**The task:** List all the lines in these records that hold "dikarenakan".

** BEGIN Data supplied **

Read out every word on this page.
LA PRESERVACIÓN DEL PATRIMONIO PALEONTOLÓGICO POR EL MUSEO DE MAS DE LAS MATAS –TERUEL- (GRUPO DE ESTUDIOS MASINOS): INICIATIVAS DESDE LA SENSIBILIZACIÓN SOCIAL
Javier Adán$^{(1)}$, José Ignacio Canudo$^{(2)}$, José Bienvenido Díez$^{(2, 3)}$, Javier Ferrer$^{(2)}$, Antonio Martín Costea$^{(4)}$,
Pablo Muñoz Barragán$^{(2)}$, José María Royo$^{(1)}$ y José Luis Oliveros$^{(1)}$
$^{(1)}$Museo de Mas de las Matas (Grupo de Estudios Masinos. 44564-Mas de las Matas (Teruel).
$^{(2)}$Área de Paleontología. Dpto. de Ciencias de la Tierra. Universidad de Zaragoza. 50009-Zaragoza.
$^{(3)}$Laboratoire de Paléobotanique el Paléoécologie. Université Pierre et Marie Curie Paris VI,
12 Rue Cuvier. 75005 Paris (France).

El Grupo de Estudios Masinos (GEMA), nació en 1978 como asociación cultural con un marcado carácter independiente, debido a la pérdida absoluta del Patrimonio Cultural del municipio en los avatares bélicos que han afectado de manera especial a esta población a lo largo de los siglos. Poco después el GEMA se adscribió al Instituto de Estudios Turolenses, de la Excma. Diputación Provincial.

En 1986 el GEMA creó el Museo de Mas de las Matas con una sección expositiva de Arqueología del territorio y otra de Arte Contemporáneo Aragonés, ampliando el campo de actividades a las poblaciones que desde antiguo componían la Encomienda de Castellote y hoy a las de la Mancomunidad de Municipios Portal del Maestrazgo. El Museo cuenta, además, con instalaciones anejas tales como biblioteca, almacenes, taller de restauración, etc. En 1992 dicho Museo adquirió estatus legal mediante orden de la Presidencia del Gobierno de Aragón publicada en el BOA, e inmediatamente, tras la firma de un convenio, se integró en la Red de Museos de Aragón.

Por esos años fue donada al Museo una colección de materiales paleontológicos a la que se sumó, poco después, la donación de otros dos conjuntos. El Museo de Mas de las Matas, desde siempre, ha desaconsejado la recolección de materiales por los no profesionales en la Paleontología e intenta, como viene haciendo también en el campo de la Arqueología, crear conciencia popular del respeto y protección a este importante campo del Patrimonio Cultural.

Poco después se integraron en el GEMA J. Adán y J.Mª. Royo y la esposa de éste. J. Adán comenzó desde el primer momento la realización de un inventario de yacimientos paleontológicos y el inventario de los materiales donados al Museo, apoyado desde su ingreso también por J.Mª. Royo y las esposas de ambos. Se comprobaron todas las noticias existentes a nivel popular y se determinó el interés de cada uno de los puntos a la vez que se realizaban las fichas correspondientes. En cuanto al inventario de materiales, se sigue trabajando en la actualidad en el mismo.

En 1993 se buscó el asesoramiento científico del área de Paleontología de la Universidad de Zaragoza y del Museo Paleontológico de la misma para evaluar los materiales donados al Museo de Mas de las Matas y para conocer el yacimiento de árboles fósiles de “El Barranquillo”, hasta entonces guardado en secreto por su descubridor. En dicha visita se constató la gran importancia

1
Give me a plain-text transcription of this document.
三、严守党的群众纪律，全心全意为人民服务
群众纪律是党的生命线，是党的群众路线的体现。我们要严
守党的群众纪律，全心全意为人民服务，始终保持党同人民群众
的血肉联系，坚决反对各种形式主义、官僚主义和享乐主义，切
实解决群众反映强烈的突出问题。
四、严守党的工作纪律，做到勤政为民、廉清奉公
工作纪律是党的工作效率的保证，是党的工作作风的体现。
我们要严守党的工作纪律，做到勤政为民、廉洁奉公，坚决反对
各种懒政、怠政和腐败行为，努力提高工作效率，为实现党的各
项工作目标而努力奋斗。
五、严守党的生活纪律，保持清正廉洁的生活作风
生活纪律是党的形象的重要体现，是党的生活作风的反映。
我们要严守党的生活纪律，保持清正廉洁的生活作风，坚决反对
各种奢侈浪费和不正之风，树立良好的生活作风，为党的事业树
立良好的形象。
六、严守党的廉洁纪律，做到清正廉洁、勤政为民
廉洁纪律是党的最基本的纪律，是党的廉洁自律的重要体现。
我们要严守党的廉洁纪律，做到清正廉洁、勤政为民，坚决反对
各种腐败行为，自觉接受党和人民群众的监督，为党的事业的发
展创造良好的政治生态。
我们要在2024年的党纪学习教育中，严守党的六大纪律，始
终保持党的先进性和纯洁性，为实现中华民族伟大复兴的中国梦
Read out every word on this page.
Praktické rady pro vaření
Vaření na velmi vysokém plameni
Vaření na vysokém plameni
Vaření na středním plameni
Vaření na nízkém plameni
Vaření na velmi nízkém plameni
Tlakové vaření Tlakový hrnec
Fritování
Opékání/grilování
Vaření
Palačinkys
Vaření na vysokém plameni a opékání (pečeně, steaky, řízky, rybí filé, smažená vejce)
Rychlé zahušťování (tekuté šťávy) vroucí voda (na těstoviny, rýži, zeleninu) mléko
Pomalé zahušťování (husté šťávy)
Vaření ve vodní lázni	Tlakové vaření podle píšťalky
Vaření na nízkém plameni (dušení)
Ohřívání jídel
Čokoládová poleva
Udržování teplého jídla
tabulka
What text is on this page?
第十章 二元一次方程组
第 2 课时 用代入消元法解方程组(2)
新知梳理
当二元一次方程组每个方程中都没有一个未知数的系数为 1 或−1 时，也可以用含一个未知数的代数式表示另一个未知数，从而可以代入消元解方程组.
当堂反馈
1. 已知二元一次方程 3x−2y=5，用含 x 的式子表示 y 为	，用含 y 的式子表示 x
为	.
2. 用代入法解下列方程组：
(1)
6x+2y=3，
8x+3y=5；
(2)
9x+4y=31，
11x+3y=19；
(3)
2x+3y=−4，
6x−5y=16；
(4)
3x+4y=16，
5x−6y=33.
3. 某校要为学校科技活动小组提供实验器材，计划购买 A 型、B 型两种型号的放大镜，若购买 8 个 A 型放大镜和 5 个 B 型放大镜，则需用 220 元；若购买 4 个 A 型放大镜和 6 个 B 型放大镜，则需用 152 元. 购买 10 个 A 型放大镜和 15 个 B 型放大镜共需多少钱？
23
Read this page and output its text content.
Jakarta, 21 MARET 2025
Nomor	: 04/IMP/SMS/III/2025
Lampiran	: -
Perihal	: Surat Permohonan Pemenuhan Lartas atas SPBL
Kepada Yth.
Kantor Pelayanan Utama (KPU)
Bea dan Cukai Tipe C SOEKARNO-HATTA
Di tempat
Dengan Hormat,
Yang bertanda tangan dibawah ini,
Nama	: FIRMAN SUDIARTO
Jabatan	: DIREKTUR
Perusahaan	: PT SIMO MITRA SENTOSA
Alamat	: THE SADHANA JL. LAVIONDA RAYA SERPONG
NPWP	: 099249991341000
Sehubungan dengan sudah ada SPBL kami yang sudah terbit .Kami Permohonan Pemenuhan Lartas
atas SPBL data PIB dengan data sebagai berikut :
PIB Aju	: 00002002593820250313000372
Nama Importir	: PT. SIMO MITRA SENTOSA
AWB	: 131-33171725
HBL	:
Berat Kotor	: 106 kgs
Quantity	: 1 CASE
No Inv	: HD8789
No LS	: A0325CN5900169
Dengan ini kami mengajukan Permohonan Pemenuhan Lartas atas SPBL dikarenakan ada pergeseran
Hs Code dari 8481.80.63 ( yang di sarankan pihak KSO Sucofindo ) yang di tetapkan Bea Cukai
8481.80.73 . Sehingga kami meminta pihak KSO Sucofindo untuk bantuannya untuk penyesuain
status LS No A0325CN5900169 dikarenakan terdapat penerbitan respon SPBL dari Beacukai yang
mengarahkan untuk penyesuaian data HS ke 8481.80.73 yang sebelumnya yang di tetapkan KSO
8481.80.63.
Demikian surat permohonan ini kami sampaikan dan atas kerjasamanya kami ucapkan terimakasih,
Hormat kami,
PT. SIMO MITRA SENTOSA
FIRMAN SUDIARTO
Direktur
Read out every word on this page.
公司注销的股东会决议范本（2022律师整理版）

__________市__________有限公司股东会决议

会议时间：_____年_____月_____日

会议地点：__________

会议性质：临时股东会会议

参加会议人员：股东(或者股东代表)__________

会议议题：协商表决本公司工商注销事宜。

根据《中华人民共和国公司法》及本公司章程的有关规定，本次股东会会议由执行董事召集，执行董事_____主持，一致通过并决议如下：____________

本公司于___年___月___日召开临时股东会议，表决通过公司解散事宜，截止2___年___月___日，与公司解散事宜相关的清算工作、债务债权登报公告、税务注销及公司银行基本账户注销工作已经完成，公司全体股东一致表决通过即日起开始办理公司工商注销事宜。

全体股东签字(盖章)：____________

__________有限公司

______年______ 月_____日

** END Data supplied **

**Full solution:**
Dengan ini kami mengajukan Permohonan Pemenuhan Lartas atas SPBL dikarenakan ada pergeseran
status LS No A0325CN5900169 dikarenakan terdapat penerbitan respon SPBL dari Beacukai yang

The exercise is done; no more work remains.